Prompt: Render the part of the records that opens with the line containing "staticText: Front Camera [44,217,118,233]" and closes with the line containing "staticText: 50M TRIPLE [179,237,243,253]" as a Markdown table with the columns Number and Record line, omitting blank lines.

Dataset records:

= = = =

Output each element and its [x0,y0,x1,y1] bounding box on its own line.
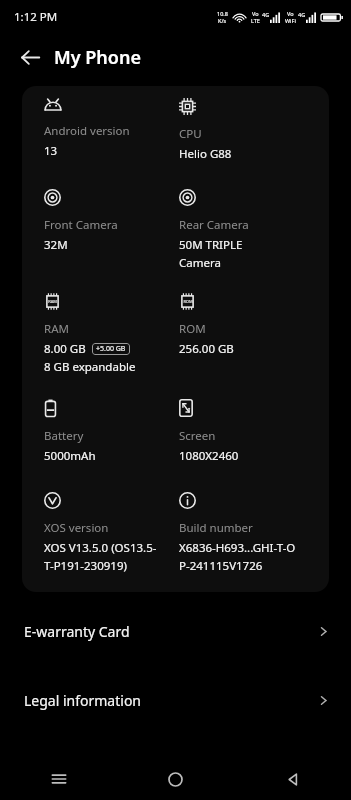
staticText: Front Camera [44,217,118,233]
staticText: Vo [287,10,294,17]
staticText: LTE [251,17,260,24]
staticText: P-241115V1726 [179,558,263,574]
staticText: Helio G88 [179,146,232,162]
staticText: 1:12 PM [14,9,58,25]
staticText: T-P191-230919) [44,558,127,574]
staticText: 13 [44,143,58,159]
staticText: XOS version [44,520,109,536]
staticText: Vo [252,10,259,17]
staticText: Build number [179,520,253,536]
staticText: 1080X2460 [179,448,239,464]
staticText: Legal information [24,691,142,710]
button[interactable]: Legal information [0,683,351,717]
staticText: Android version [44,123,130,139]
staticText: +5.00 GB [96,344,126,354]
staticText: 8 GB expandable [44,359,136,375]
staticText: RAM [48,299,57,304]
staticText: Screen [179,428,216,444]
staticText: K/s [218,17,227,24]
staticText: ROM [179,321,206,337]
staticText: 4G [298,11,306,18]
staticText: E-warranty Card [24,622,130,641]
staticText: RAM [44,321,69,337]
staticText: My Phone [54,45,141,70]
button[interactable]: Back [234,758,351,800]
button[interactable]: Home [117,758,234,800]
staticText: Battery [44,428,84,444]
staticText: 10.8 [217,10,228,17]
staticText: X6836-H693...GHI-T-O [179,540,296,556]
staticText: Rear Camera [179,217,249,233]
staticText: 50M TRIPLE [179,237,243,253]
staticText: 32M [44,237,68,253]
staticText: 8.00 GB [44,341,86,357]
staticText: 5000mAh [44,448,96,464]
staticText: 4G [262,11,270,18]
staticText: ROM [183,299,193,304]
staticText: WiFi [285,17,296,24]
button[interactable]: Recents [0,758,117,800]
staticText: 256.00 GB [179,341,234,357]
button[interactable]: Back [10,37,50,77]
staticText: CPU [179,126,202,142]
staticText: Camera [179,255,221,271]
staticText: XOS V13.5.0 (OS13.5- [44,540,157,556]
button[interactable]: E-warranty Card [0,614,351,648]
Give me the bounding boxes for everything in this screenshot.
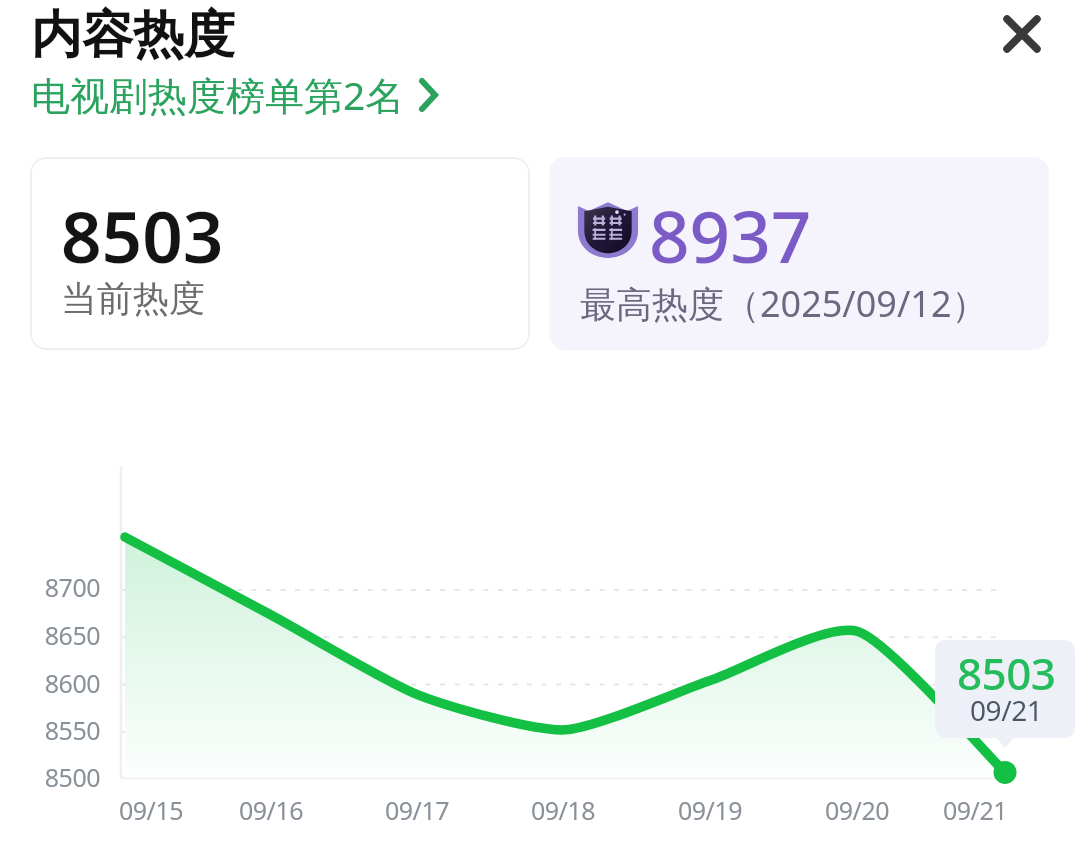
staticText: 8503	[957, 643, 1056, 703]
staticText: 09/21	[970, 691, 1043, 729]
button[interactable]: 电视剧热度榜单第2名	[31, 68, 437, 121]
staticText: 当前热度	[61, 276, 205, 321]
staticText: 电视剧热度榜单第2名	[31, 68, 405, 121]
staticText: 09/21	[915, 793, 1035, 827]
staticText: 8503	[61, 187, 224, 284]
staticText: 09/17	[357, 793, 477, 827]
staticText: 内容热度	[31, 3, 235, 67]
staticText: 09/18	[503, 793, 623, 827]
staticText: 8600	[0, 666, 100, 700]
button[interactable]: 8937	[549, 157, 1049, 350]
button[interactable]: 8503	[935, 640, 1075, 738]
staticText: 09/16	[211, 793, 331, 827]
button[interactable]: 8503	[30, 157, 530, 350]
staticText: 8550	[0, 713, 100, 747]
staticText: 8700	[0, 570, 100, 604]
button[interactable]: 内容热度	[31, 3, 235, 67]
staticText: 09/20	[797, 793, 917, 827]
staticText: 最高热度（2025/09/12）	[580, 279, 988, 328]
staticText: 8650	[0, 618, 100, 652]
staticText: 8500	[0, 760, 100, 794]
staticText: 09/19	[650, 793, 770, 827]
button[interactable]: Close	[982, 0, 1062, 74]
staticText: 8937	[649, 187, 812, 284]
staticText: 09/15	[91, 793, 211, 827]
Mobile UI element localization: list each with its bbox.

= = = =

Answer for the task:
| Number | Record line |
|---|---|
| 1 | staticText: Front Camera [44,217,118,233] |
| 2 | staticText: Vo [287,10,294,17] |
| 3 | staticText: LTE [251,17,260,24] |
| 4 | staticText: P-241115V1726 [179,558,263,574] |
| 5 | staticText: Helio G88 [179,146,232,162] |
| 6 | staticText: 1:12 PM [14,9,58,25] |
| 7 | staticText: T-P191-230919) [44,558,127,574] |
| 8 | staticText: 13 [44,143,58,159] |
| 9 | staticText: XOS version [44,520,109,536] |
| 10 | staticText: Vo [252,10,259,17] |
| 11 | staticText: Build number [179,520,253,536] |
| 12 | staticText: 1080X2460 [179,448,239,464] |
| 13 | staticText: Legal information [24,691,142,710] |
| 14 | button[interactable]: Legal information [0,683,351,717] |
| 15 | staticText: Android version [44,123,130,139] |
| 16 | staticText: +5.00 GB [96,344,126,354] |
| 17 | staticText: 8 GB expandable [44,359,136,375] |
| 18 | staticText: RAM [48,299,57,304] |
| 19 | staticText: Screen [179,428,216,444] |
| 20 | staticText: K/s [218,17,227,24] |
| 21 | staticText: ROM [179,321,206,337] |
| 22 | staticText: 4G [298,11,306,18] |
| 23 | staticText: E-warranty Card [24,622,130,641] |
| 24 | staticText: RAM [44,321,69,337] |
| 25 | staticText: My Phone [54,45,141,70] |
| 26 | button[interactable]: Back [234,758,351,800] |
| 27 | button[interactable]: Home [117,758,234,800] |
| 28 | staticText: Battery [44,428,84,444] |
| 29 | staticText: 10.8 [217,10,228,17] |
| 30 | staticText: X6836-H693...GHI-T-O [179,540,296,556] |
| 31 | staticText: Rear Camera [179,217,249,233] |
| 32 | staticText: 50M TRIPLE [179,237,243,253] |